WHAT THIS TASK INVOLVES>
Collect all lines below with the string "chevron".

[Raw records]
************

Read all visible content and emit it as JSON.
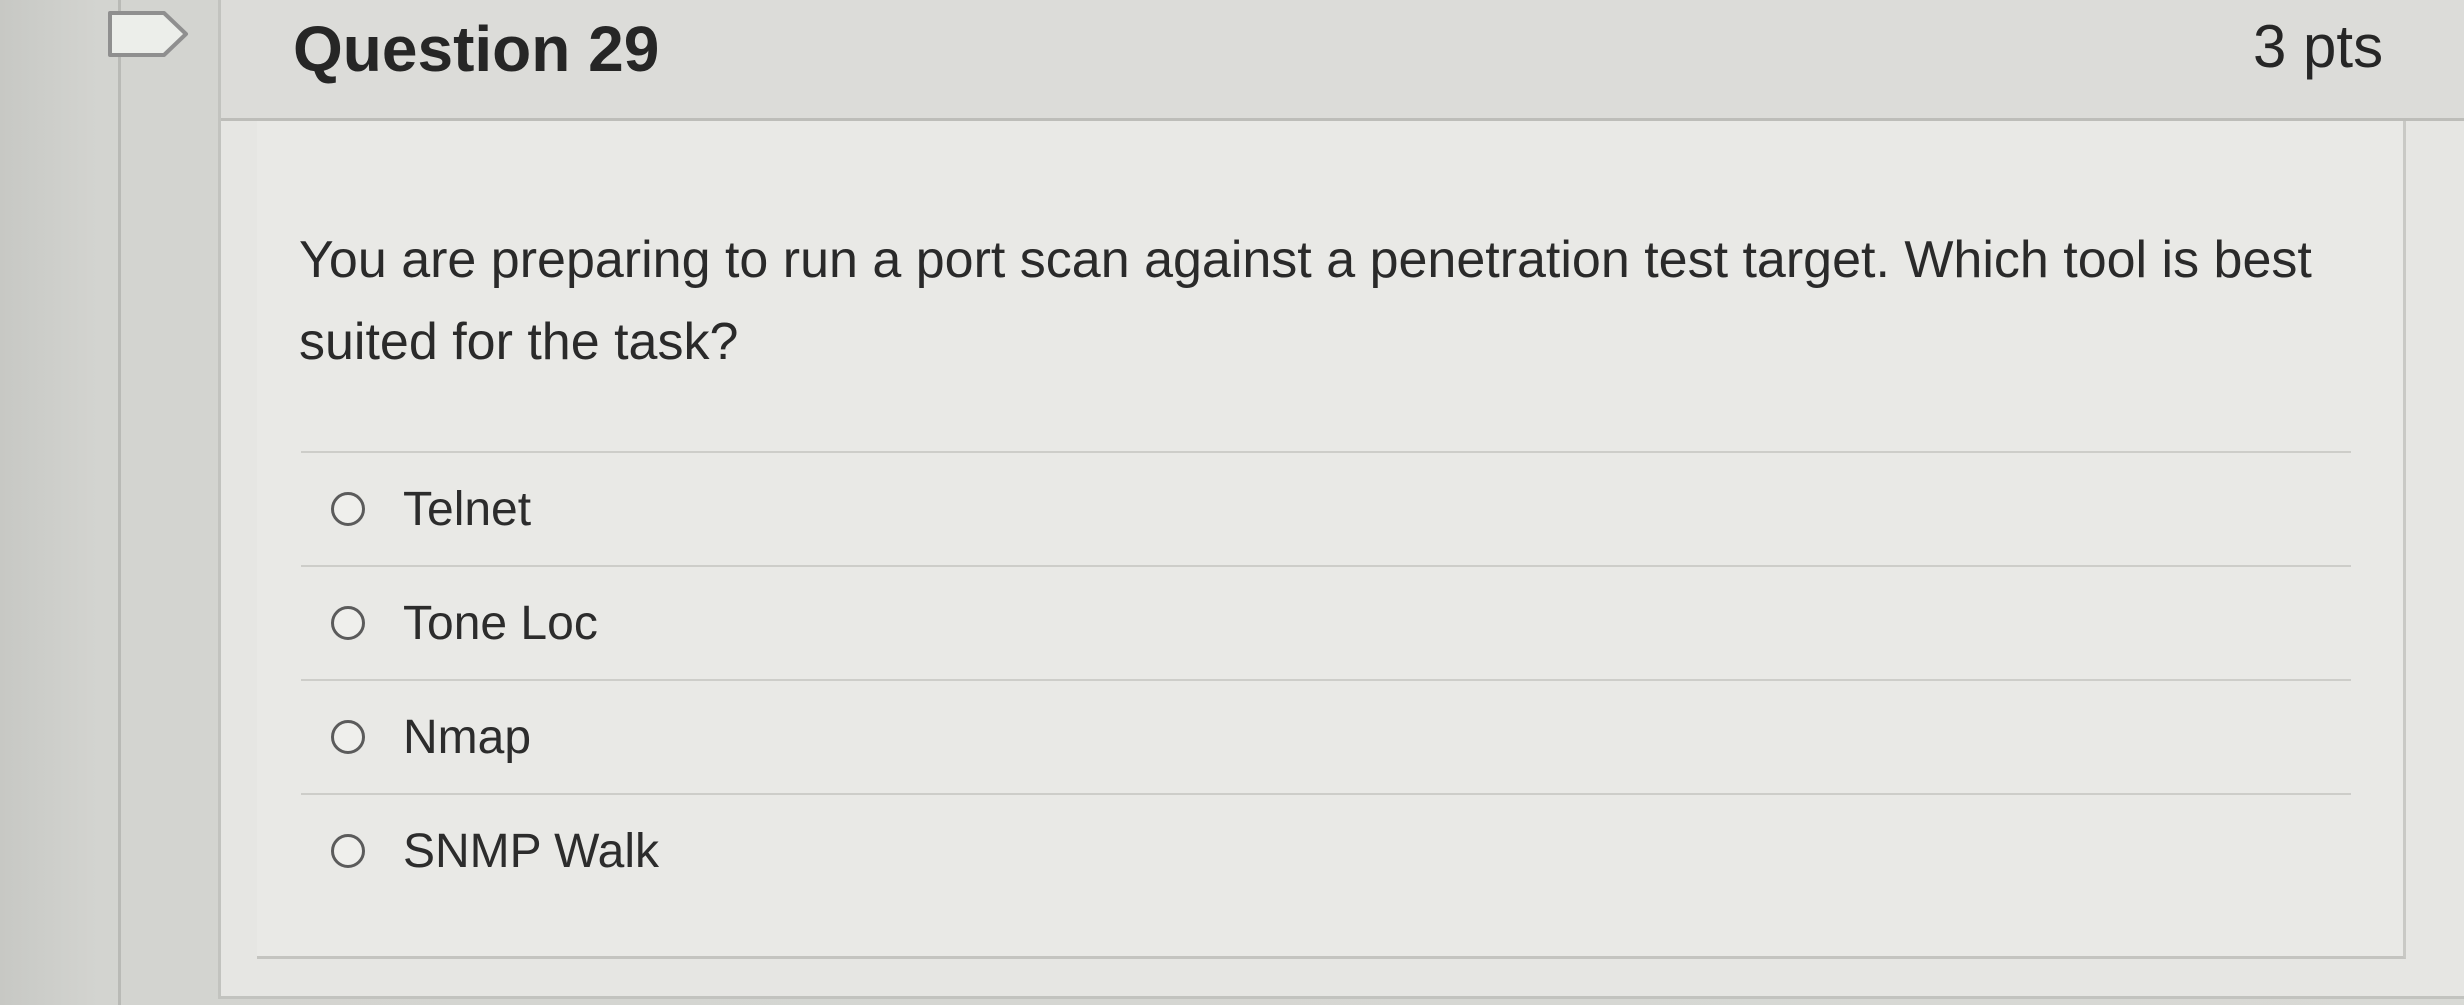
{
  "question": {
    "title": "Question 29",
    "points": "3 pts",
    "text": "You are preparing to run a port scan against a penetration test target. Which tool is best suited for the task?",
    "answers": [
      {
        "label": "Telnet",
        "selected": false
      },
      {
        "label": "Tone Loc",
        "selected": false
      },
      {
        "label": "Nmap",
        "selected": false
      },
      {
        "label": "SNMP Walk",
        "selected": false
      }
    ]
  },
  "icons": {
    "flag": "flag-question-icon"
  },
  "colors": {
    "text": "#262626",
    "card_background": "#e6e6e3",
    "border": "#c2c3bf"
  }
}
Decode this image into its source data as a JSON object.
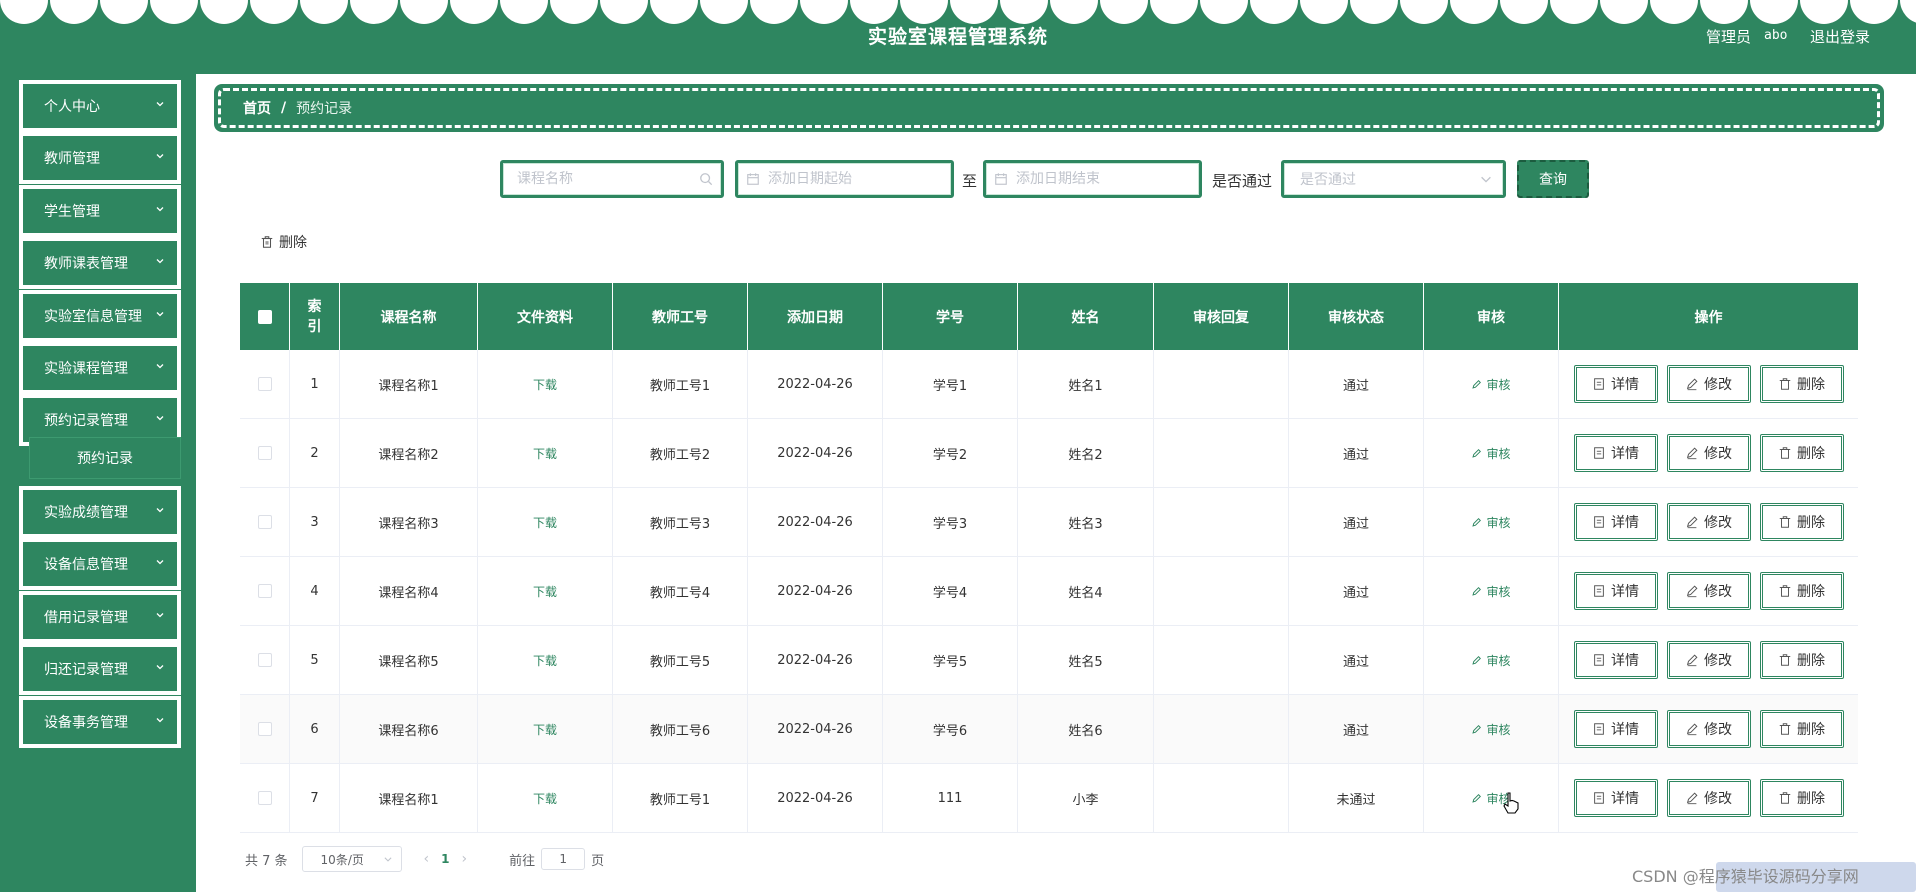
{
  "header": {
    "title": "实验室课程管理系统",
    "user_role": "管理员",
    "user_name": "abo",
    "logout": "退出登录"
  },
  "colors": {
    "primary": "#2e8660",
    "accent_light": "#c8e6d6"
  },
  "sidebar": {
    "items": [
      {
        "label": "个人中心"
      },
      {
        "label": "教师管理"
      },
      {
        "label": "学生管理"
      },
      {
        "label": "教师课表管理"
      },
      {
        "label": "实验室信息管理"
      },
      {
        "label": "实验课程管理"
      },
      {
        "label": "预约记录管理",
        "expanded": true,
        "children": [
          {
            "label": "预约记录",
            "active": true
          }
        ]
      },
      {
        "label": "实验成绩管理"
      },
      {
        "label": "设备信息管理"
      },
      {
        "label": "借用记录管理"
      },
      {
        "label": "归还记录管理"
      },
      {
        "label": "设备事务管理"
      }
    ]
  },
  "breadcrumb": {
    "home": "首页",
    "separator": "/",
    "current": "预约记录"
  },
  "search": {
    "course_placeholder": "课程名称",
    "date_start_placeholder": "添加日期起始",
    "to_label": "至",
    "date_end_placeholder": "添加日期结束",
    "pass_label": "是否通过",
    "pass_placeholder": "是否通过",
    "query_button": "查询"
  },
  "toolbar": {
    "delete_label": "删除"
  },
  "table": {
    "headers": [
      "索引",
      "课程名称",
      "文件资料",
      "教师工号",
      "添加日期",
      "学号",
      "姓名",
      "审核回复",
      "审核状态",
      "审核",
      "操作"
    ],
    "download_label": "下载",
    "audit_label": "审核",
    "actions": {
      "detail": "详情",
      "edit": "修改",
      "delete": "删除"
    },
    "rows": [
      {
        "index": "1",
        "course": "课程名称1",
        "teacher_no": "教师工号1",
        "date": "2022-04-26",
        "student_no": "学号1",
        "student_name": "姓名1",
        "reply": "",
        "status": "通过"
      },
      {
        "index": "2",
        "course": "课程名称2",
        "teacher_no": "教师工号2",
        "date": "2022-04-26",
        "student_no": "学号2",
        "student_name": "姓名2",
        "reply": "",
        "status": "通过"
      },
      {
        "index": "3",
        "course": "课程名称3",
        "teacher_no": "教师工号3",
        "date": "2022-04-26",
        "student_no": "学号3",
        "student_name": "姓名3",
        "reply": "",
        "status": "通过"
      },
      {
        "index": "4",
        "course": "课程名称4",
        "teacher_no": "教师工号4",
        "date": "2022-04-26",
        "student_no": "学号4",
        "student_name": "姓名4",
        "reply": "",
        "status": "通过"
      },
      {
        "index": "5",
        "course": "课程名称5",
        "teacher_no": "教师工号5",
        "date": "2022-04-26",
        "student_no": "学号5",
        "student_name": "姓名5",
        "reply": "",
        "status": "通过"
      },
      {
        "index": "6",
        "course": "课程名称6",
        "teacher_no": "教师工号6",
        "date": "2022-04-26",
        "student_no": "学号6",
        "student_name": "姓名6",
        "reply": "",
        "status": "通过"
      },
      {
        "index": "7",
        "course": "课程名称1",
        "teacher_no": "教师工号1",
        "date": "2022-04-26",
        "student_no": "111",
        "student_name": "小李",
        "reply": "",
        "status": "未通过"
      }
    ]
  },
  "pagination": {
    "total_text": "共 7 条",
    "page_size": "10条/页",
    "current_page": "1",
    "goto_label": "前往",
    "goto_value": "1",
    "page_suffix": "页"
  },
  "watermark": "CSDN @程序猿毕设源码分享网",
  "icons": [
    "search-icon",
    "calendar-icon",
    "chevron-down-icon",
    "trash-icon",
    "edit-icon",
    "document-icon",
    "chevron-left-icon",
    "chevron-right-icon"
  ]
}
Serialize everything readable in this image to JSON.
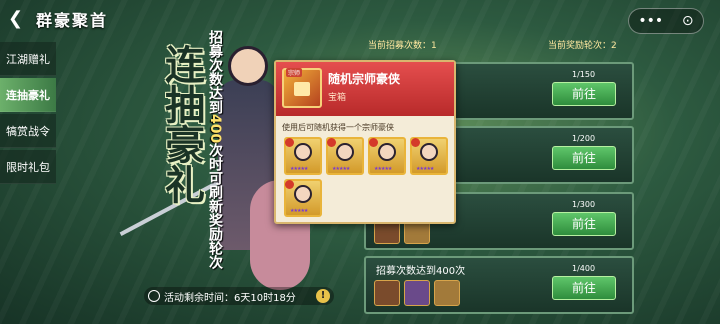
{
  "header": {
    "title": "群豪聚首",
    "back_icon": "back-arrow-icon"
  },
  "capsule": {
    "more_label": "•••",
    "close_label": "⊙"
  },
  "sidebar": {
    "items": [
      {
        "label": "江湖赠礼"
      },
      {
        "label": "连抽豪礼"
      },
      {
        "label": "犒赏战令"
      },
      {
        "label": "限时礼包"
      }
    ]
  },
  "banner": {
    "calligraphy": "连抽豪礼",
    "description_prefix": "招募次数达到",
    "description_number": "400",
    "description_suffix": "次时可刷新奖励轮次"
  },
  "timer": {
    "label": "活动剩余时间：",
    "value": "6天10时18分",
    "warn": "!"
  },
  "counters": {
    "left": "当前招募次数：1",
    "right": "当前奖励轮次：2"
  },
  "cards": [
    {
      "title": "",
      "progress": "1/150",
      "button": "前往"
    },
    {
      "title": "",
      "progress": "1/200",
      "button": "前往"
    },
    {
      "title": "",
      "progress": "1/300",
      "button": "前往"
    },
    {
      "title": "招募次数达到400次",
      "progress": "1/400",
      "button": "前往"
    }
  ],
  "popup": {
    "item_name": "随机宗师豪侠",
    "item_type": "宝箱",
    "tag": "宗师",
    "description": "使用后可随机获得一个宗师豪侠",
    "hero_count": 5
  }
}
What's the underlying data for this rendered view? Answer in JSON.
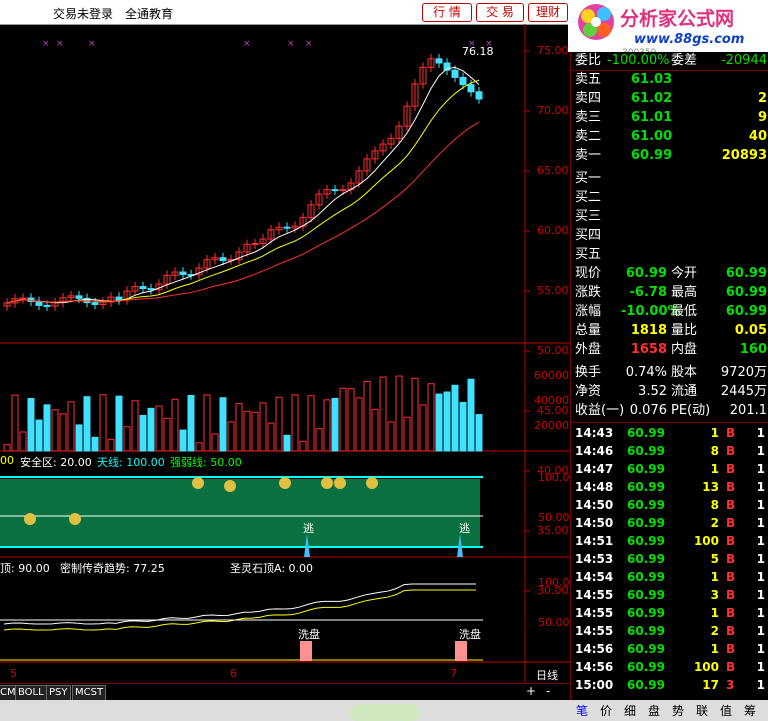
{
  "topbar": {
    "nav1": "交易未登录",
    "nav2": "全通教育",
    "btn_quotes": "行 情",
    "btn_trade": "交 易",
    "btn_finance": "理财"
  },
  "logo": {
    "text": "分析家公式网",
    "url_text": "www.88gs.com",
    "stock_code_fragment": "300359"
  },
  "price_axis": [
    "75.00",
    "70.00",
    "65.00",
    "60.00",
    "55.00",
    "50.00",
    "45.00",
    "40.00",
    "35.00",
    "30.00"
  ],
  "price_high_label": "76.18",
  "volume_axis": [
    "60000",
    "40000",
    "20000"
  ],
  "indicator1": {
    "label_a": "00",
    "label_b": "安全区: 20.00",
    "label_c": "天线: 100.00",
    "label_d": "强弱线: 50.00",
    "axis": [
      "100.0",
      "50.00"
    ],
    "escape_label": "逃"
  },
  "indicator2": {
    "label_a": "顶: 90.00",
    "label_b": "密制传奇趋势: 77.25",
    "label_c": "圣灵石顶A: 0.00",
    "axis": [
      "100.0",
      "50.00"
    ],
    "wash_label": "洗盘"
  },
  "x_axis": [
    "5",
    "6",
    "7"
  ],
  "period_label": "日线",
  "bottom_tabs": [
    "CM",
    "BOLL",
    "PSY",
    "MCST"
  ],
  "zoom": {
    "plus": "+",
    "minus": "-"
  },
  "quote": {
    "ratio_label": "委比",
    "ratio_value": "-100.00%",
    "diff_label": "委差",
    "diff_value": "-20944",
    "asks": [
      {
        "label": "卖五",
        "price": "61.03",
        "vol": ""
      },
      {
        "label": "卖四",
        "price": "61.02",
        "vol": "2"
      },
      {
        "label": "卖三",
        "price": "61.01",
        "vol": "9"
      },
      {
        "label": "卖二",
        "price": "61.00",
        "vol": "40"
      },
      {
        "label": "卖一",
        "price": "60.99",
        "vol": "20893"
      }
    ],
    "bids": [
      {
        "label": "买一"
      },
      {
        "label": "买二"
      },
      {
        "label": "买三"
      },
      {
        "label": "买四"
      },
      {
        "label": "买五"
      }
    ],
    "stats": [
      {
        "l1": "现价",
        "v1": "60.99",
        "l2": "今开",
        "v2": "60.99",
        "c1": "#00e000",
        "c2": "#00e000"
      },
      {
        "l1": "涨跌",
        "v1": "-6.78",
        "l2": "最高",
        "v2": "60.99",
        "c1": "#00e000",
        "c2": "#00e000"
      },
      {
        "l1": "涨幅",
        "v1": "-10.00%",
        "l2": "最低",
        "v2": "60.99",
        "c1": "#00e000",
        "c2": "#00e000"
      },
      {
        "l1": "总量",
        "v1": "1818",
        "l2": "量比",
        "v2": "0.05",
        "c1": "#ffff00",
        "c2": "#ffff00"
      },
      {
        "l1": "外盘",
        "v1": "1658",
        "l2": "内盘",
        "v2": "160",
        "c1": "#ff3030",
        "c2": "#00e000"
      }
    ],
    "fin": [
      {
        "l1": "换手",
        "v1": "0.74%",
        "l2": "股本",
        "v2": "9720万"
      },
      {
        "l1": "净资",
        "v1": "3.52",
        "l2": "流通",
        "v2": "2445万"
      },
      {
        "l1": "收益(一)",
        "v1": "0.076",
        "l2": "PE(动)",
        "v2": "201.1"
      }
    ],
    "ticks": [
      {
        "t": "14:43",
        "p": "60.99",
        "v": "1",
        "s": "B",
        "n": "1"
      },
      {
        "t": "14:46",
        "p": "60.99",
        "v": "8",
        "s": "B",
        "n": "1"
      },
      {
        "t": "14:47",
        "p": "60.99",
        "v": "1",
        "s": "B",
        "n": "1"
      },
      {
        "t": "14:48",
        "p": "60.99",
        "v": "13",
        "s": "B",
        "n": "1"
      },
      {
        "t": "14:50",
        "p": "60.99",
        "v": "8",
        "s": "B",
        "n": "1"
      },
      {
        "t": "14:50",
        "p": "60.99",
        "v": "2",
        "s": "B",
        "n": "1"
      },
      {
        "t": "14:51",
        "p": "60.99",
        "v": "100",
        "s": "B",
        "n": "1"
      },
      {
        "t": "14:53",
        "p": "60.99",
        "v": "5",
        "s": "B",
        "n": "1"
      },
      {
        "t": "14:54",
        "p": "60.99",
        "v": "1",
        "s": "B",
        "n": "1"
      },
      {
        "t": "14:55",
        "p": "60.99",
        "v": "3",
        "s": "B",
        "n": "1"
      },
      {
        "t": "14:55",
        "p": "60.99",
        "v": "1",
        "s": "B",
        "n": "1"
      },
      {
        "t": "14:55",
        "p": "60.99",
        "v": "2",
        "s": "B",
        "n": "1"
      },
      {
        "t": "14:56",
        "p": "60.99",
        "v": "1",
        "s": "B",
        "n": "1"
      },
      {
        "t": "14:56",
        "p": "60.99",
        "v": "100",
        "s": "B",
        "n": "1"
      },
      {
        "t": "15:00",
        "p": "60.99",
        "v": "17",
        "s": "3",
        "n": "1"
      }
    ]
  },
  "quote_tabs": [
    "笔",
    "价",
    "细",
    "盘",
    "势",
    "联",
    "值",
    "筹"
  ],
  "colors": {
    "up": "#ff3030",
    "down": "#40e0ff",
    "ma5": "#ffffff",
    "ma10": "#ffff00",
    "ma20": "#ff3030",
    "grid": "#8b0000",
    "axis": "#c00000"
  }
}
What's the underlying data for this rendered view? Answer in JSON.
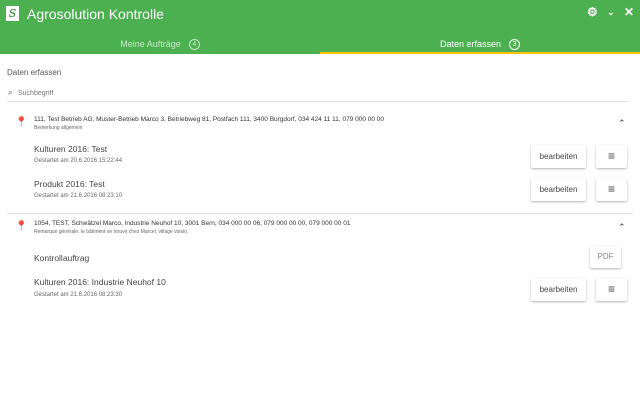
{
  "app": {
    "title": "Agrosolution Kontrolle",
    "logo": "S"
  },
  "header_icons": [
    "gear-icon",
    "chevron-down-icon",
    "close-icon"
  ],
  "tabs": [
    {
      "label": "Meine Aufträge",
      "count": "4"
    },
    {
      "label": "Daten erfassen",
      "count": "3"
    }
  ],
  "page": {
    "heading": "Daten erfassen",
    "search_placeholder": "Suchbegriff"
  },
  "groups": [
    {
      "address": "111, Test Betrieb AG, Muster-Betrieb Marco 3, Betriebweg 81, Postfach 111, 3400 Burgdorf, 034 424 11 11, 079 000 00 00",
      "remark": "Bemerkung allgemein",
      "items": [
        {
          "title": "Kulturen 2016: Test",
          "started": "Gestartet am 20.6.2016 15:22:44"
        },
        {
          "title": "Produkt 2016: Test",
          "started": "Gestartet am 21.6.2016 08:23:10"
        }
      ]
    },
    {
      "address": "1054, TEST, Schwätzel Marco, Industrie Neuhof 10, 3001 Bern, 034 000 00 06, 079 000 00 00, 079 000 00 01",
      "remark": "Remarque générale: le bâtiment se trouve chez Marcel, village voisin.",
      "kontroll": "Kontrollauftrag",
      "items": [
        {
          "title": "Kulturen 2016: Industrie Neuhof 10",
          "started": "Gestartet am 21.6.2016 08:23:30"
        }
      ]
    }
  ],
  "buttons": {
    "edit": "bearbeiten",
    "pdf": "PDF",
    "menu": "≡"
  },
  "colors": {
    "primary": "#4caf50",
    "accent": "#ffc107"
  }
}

************

SOLUTION FOR THIS EXERCISE>
    "chevron-down-icon",
    "chevron-left-icon",
    "chevron-right-icon"
    "chevron-down-icon",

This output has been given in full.